## EXERCISE INPUTS:
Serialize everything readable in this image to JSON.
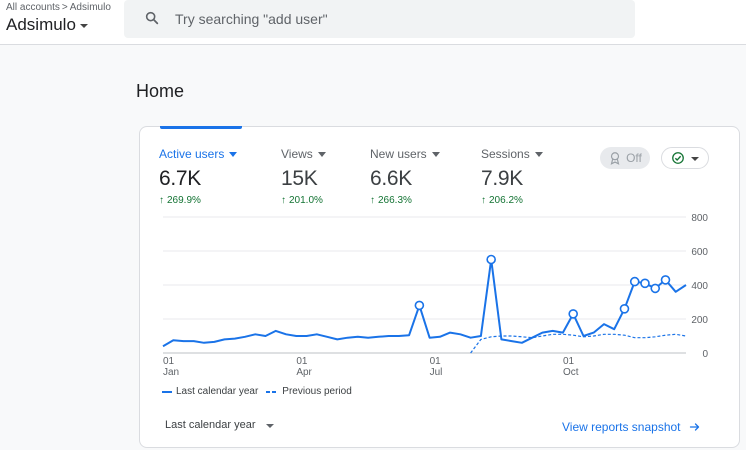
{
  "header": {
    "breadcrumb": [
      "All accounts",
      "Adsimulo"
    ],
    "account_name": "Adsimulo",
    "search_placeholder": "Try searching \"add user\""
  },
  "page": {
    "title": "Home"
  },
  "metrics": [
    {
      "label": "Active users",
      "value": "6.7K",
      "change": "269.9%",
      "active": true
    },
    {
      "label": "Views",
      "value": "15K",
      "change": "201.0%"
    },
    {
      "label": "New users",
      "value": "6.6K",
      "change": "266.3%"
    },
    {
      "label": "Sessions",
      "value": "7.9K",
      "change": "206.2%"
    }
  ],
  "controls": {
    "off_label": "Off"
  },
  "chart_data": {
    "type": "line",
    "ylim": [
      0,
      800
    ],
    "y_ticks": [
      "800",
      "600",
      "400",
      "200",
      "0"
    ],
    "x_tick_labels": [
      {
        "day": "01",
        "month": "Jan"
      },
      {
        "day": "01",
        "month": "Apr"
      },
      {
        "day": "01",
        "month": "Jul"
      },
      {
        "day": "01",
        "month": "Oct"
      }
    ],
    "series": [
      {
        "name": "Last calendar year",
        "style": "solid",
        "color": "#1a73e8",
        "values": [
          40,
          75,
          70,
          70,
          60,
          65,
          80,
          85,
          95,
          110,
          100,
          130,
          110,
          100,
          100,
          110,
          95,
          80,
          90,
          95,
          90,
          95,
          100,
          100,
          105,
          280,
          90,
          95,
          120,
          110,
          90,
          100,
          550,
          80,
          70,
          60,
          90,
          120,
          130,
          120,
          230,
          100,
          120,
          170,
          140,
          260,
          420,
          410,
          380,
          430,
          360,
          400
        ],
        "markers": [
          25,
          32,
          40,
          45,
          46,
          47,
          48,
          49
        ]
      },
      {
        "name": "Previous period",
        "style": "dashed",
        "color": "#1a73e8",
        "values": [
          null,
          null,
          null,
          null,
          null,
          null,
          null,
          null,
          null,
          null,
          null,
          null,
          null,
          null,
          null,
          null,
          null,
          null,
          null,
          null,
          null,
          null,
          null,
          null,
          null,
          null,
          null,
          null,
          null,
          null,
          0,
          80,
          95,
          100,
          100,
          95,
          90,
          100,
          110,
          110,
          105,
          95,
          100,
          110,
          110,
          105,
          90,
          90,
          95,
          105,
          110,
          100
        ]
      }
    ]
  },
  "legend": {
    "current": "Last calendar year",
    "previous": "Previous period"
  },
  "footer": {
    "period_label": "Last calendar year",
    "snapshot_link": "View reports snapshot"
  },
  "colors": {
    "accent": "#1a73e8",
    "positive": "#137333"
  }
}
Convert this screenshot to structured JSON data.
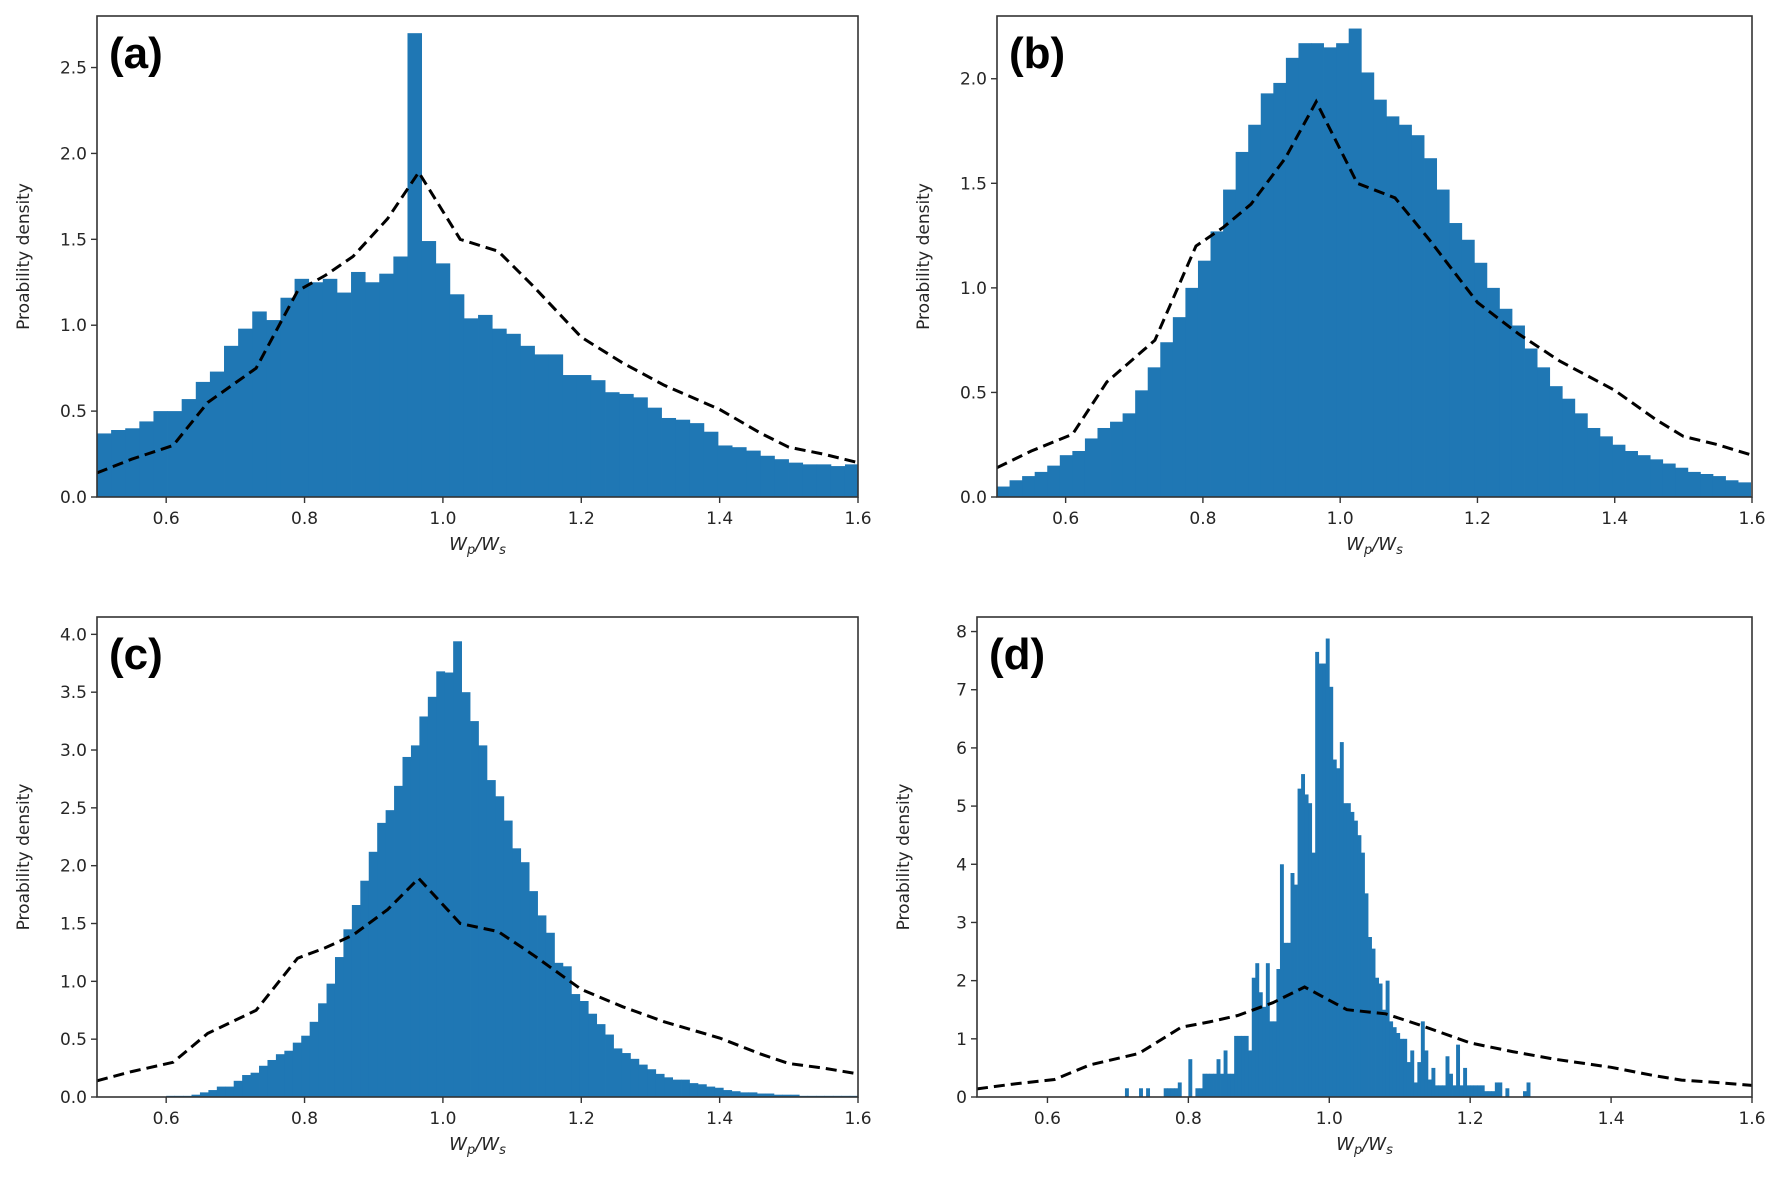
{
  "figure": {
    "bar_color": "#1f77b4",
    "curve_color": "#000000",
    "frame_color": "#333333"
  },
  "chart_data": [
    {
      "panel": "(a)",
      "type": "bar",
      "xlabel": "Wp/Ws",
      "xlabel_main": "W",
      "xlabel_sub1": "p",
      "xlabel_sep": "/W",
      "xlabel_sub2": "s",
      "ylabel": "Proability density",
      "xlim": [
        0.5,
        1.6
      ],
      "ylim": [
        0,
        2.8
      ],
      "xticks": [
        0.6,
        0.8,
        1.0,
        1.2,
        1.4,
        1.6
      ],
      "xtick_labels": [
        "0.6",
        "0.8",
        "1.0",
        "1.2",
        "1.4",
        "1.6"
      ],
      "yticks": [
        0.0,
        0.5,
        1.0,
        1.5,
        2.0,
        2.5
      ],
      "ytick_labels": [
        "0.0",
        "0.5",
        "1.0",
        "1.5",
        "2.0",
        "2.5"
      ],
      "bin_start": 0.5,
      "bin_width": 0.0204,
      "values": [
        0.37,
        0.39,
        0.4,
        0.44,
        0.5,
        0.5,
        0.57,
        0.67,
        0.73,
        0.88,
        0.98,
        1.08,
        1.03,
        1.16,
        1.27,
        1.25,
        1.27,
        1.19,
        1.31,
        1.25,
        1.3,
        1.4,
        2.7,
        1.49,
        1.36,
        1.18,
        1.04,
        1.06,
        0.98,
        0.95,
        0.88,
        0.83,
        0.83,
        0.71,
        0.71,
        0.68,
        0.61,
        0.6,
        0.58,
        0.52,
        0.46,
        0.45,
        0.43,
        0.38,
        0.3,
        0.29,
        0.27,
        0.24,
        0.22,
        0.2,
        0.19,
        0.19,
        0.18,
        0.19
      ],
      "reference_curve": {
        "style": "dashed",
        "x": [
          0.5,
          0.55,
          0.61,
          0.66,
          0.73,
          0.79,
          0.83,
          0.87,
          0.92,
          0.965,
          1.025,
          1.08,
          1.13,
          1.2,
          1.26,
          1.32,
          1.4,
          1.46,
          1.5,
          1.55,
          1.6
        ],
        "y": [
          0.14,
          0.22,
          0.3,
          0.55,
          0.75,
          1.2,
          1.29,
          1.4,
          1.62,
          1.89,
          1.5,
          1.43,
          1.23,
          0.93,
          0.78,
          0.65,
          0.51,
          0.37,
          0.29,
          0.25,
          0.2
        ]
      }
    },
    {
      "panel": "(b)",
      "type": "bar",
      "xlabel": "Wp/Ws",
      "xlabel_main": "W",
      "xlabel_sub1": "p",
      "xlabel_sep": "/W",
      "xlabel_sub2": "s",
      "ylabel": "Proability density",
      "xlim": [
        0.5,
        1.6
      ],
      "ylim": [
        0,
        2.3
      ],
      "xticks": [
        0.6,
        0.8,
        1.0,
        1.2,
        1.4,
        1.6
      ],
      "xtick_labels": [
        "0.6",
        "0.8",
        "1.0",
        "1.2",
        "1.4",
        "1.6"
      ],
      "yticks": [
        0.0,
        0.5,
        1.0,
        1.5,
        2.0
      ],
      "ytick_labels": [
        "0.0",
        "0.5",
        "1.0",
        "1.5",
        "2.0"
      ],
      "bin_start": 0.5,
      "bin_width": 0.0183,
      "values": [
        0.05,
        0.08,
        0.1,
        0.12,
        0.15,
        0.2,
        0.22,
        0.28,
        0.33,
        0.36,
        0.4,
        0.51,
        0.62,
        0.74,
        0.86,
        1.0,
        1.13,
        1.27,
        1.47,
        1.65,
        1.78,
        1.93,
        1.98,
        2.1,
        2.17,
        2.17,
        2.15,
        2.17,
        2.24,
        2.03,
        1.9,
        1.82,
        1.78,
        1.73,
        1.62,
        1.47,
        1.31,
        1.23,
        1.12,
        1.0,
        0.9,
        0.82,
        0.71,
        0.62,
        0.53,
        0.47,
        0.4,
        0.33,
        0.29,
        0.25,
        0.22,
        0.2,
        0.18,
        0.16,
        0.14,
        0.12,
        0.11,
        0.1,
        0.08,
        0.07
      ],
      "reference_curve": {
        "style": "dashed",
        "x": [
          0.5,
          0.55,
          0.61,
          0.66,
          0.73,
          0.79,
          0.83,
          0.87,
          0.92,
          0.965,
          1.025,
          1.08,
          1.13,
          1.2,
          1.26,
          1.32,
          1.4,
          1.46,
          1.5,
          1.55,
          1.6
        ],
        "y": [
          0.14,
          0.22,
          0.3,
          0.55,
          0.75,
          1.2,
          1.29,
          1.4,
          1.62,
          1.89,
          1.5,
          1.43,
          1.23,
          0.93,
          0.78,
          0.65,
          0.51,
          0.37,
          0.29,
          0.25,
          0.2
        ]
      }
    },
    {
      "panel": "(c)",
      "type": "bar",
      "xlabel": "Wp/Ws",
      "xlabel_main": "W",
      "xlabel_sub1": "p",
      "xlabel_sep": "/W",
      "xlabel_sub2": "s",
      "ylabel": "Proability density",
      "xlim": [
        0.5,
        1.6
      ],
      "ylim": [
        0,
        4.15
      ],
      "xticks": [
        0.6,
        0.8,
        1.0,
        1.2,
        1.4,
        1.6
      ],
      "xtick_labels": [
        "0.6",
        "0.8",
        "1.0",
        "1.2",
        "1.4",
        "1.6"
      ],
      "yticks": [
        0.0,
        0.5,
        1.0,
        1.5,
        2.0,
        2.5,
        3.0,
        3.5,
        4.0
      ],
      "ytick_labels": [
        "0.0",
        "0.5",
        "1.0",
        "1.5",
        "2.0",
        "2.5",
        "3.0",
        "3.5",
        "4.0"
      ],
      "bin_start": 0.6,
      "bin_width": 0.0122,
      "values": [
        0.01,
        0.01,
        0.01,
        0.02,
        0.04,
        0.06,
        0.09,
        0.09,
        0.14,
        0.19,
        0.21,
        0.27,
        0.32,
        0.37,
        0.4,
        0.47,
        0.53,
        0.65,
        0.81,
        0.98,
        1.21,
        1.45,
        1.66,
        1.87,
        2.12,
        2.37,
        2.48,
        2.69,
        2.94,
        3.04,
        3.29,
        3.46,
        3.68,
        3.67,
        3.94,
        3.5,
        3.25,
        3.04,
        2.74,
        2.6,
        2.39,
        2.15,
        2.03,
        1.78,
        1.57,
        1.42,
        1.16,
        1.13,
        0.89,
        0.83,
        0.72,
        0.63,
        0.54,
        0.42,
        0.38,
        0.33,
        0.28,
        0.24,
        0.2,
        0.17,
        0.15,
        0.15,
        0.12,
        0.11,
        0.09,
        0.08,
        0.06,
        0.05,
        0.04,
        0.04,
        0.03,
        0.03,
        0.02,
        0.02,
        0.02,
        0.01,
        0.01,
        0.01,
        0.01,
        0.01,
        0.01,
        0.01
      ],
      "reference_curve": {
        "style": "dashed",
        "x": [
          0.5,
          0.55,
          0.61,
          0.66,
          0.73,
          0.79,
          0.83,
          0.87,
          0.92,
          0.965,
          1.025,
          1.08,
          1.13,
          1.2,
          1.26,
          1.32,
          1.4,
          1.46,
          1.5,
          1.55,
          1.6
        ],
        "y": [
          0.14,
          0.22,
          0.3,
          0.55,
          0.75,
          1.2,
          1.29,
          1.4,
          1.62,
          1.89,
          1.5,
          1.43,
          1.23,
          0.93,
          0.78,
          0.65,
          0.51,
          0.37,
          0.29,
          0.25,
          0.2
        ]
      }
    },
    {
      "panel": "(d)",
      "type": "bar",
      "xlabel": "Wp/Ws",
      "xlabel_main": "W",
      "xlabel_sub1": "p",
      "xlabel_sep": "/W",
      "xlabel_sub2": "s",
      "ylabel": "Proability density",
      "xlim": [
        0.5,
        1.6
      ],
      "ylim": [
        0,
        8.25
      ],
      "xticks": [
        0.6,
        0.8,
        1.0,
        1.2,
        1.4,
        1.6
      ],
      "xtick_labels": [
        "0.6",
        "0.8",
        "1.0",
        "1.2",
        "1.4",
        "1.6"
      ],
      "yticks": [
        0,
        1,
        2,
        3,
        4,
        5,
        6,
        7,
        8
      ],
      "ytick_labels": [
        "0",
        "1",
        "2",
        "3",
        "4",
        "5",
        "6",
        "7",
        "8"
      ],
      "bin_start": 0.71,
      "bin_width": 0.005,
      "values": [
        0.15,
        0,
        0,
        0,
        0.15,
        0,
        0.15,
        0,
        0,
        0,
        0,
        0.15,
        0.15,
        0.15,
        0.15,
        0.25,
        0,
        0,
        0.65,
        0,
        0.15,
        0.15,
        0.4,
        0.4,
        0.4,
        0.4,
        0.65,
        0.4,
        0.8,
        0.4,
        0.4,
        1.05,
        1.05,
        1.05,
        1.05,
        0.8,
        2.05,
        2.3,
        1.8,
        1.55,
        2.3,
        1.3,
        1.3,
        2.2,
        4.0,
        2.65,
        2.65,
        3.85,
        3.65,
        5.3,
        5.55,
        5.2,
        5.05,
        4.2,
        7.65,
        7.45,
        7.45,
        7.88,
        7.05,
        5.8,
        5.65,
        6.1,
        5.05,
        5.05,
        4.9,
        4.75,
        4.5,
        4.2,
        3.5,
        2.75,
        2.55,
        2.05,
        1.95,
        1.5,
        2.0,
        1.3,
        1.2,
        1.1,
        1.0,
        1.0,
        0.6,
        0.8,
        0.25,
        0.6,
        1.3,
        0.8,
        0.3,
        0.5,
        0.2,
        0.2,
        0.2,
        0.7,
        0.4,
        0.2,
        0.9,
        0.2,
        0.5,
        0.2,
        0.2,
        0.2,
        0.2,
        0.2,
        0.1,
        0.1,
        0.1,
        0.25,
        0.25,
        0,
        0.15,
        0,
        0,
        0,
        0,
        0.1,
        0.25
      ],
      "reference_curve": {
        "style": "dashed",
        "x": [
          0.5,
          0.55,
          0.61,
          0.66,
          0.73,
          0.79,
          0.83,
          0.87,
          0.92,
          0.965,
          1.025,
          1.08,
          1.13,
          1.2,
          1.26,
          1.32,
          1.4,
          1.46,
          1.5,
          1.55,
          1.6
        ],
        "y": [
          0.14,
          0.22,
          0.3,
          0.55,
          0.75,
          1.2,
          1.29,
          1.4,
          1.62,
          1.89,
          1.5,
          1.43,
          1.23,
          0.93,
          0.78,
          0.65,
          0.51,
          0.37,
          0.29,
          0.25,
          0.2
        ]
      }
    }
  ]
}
==
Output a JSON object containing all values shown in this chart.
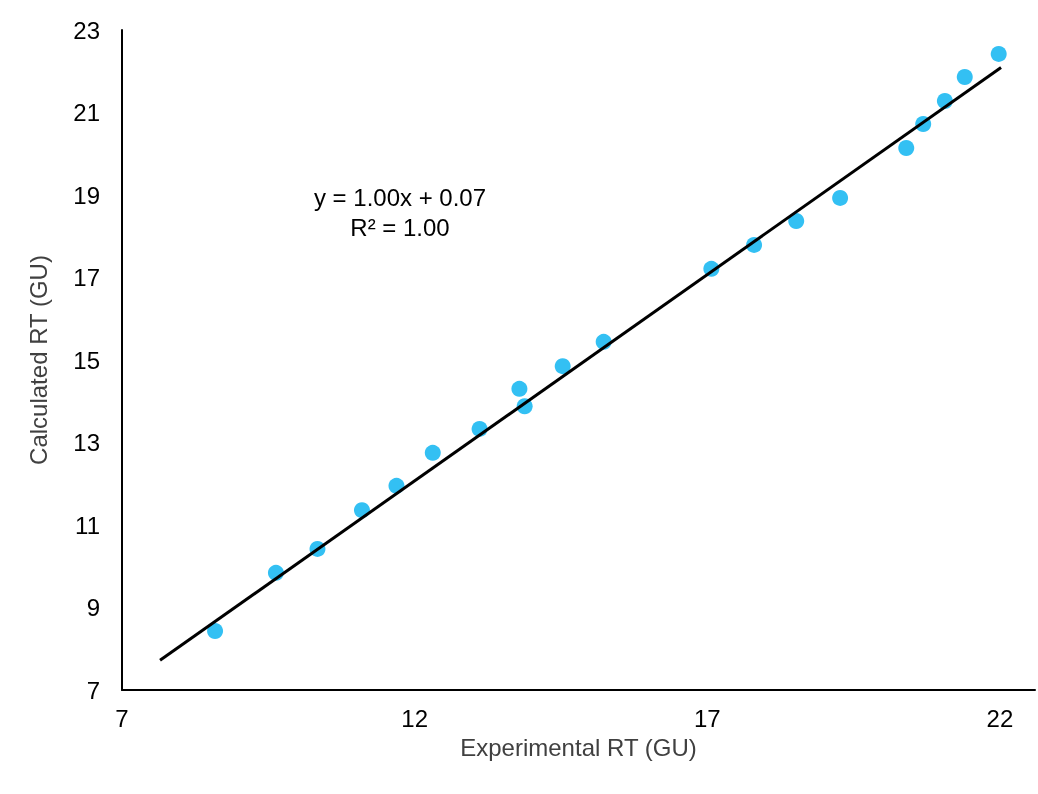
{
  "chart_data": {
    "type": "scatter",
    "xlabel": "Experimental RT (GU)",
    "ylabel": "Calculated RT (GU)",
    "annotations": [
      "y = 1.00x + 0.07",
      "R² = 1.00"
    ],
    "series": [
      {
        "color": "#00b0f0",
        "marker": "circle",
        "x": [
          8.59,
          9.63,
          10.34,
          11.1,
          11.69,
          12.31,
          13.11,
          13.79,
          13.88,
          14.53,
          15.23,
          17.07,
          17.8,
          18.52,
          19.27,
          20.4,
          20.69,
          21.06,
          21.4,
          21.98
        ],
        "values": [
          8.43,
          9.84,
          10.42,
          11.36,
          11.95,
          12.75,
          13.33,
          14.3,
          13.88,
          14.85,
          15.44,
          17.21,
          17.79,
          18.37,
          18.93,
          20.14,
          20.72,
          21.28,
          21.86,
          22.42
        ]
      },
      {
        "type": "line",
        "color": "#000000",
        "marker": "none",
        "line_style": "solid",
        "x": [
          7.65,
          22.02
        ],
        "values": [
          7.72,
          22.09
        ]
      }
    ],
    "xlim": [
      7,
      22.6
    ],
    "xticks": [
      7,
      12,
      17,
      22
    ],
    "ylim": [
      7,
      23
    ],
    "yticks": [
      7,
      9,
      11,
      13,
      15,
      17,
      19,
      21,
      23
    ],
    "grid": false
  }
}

## INSTRUCTIONS FOR THE TASK:
Find every line in the records that contains the word "Last"; copy those lines.

## ANSWER TO THE EXERCISE:
        "name": "Last calendar year",
    "current": "Last calendar year",
    "period_label": "Last calendar year",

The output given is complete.